[Figure record listings]
·····

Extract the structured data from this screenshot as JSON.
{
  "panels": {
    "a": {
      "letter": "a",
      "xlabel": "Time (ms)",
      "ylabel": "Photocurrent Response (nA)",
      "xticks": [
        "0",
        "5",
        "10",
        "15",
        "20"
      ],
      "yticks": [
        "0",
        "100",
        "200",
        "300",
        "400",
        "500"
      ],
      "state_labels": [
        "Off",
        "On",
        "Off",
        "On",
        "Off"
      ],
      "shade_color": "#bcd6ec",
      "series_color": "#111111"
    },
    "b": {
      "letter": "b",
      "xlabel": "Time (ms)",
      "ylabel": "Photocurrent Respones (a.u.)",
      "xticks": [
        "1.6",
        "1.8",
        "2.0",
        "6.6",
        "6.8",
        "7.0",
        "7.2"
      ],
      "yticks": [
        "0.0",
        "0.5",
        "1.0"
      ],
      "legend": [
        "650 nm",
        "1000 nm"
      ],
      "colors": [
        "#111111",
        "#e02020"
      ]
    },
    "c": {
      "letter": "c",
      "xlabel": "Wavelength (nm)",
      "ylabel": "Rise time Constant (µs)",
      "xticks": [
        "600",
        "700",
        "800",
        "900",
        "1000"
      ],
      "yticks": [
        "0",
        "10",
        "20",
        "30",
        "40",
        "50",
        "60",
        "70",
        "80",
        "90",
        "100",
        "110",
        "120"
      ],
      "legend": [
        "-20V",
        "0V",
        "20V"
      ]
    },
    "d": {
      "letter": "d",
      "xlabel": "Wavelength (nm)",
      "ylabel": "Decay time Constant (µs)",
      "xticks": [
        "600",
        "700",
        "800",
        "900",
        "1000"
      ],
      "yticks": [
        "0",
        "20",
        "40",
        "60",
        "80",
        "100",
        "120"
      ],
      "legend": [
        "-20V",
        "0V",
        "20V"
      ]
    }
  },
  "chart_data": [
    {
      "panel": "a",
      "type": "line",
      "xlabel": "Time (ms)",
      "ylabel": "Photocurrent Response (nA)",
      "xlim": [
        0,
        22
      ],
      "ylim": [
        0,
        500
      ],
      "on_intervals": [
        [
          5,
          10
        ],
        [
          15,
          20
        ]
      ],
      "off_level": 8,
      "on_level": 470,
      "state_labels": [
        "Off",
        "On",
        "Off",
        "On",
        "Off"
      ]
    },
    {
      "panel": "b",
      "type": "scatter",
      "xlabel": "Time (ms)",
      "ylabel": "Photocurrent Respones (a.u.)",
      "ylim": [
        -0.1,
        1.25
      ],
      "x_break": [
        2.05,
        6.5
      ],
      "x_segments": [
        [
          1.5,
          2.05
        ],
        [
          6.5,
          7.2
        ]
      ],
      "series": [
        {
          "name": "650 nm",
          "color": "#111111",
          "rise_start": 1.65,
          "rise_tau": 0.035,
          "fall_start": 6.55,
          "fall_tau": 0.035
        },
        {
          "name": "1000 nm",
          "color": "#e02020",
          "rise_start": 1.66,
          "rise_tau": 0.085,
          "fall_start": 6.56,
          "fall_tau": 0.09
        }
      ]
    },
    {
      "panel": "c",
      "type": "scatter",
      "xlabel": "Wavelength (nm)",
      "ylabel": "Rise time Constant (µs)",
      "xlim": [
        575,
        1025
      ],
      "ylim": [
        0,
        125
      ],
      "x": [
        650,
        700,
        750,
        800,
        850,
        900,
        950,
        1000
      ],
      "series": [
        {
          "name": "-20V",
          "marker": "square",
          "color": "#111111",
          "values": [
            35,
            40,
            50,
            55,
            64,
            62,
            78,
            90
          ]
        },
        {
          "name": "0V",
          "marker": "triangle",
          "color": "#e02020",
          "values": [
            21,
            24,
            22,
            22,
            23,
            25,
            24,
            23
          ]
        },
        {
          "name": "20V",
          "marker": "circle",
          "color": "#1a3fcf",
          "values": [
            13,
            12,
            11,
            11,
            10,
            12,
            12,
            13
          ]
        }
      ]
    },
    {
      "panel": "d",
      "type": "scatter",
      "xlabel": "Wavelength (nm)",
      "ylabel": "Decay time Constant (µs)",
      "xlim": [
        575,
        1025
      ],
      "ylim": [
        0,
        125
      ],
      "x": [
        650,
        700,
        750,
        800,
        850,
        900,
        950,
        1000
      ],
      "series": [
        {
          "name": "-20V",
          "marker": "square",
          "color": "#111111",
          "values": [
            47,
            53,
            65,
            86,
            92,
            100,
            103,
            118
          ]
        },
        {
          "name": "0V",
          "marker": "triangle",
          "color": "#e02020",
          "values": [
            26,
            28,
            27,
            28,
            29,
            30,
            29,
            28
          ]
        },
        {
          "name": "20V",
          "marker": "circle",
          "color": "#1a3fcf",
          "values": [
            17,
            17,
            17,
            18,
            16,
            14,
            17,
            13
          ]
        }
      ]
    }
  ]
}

·····

**INSTRUCTIONS TO FOLLOW:** Copy each record from above without leaving any out.

**EXPECTED ANSWER:**
Extract the structured data from this screenshot as JSON.
{
  "panels": {
    "a": {
      "letter": "a",
      "xlabel": "Time (ms)",
      "ylabel": "Photocurrent Response (nA)",
      "xticks": [
        "0",
        "5",
        "10",
        "15",
        "20"
      ],
      "yticks": [
        "0",
        "100",
        "200",
        "300",
        "400",
        "500"
      ],
      "state_labels": [
        "Off",
        "On",
        "Off",
        "On",
        "Off"
      ],
      "shade_color": "#bcd6ec",
      "series_color": "#111111"
    },
    "b": {
      "letter": "b",
      "xlabel": "Time (ms)",
      "ylabel": "Photocurrent Respones (a.u.)",
      "xticks": [
        "1.6",
        "1.8",
        "2.0",
        "6.6",
        "6.8",
        "7.0",
        "7.2"
      ],
      "yticks": [
        "0.0",
        "0.5",
        "1.0"
      ],
      "legend": [
        "650 nm",
        "1000 nm"
      ],
      "colors": [
        "#111111",
        "#e02020"
      ]
    },
    "c": {
      "letter": "c",
      "xlabel": "Wavelength (nm)",
      "ylabel": "Rise time Constant (µs)",
      "xticks": [
        "600",
        "700",
        "800",
        "900",
        "1000"
      ],
      "yticks": [
        "0",
        "10",
        "20",
        "30",
        "40",
        "50",
        "60",
        "70",
        "80",
        "90",
        "100",
        "110",
        "120"
      ],
      "legend": [
        "-20V",
        "0V",
        "20V"
      ]
    },
    "d": {
      "letter": "d",
      "xlabel": "Wavelength (nm)",
      "ylabel": "Decay time Constant (µs)",
      "xticks": [
        "600",
        "700",
        "800",
        "900",
        "1000"
      ],
      "yticks": [
        "0",
        "20",
        "40",
        "60",
        "80",
        "100",
        "120"
      ],
      "legend": [
        "-20V",
        "0V",
        "20V"
      ]
    }
  },
  "chart_data": [
    {
      "panel": "a",
      "type": "line",
      "xlabel": "Time (ms)",
      "ylabel": "Photocurrent Response (nA)",
      "xlim": [
        0,
        22
      ],
      "ylim": [
        0,
        500
      ],
      "on_intervals": [
        [
          5,
          10
        ],
        [
          15,
          20
        ]
      ],
      "off_level": 8,
      "on_level": 470,
      "state_labels": [
        "Off",
        "On",
        "Off",
        "On",
        "Off"
      ]
    },
    {
      "panel": "b",
      "type": "scatter",
      "xlabel": "Time (ms)",
      "ylabel": "Photocurrent Respones (a.u.)",
      "ylim": [
        -0.1,
        1.25
      ],
      "x_break": [
        2.05,
        6.5
      ],
      "x_segments": [
        [
          1.5,
          2.05
        ],
        [
          6.5,
          7.2
        ]
      ],
      "series": [
        {
          "name": "650 nm",
          "color": "#111111",
          "rise_start": 1.65,
          "rise_tau": 0.035,
          "fall_start": 6.55,
          "fall_tau": 0.035
        },
        {
          "name": "1000 nm",
          "color": "#e02020",
          "rise_start": 1.66,
          "rise_tau": 0.085,
          "fall_start": 6.56,
          "fall_tau": 0.09
        }
      ]
    },
    {
      "panel": "c",
      "type": "scatter",
      "xlabel": "Wavelength (nm)",
      "ylabel": "Rise time Constant (µs)",
      "xlim": [
        575,
        1025
      ],
      "ylim": [
        0,
        125
      ],
      "x": [
        650,
        700,
        750,
        800,
        850,
        900,
        950,
        1000
      ],
      "series": [
        {
          "name": "-20V",
          "marker": "square",
          "color": "#111111",
          "values": [
            35,
            40,
            50,
            55,
            64,
            62,
            78,
            90
          ]
        },
        {
          "name": "0V",
          "marker": "triangle",
          "color": "#e02020",
          "values": [
            21,
            24,
            22,
            22,
            23,
            25,
            24,
            23
          ]
        },
        {
          "name": "20V",
          "marker": "circle",
          "color": "#1a3fcf",
          "values": [
            13,
            12,
            11,
            11,
            10,
            12,
            12,
            13
          ]
        }
      ]
    },
    {
      "panel": "d",
      "type": "scatter",
      "xlabel": "Wavelength (nm)",
      "ylabel": "Decay time Constant (µs)",
      "xlim": [
        575,
        1025
      ],
      "ylim": [
        0,
        125
      ],
      "x": [
        650,
        700,
        750,
        800,
        850,
        900,
        950,
        1000
      ],
      "series": [
        {
          "name": "-20V",
          "marker": "square",
          "color": "#111111",
          "values": [
            47,
            53,
            65,
            86,
            92,
            100,
            103,
            118
          ]
        },
        {
          "name": "0V",
          "marker": "triangle",
          "color": "#e02020",
          "values": [
            26,
            28,
            27,
            28,
            29,
            30,
            29,
            28
          ]
        },
        {
          "name": "20V",
          "marker": "circle",
          "color": "#1a3fcf",
          "values": [
            17,
            17,
            17,
            18,
            16,
            14,
            17,
            13
          ]
        }
      ]
    }
  ]
}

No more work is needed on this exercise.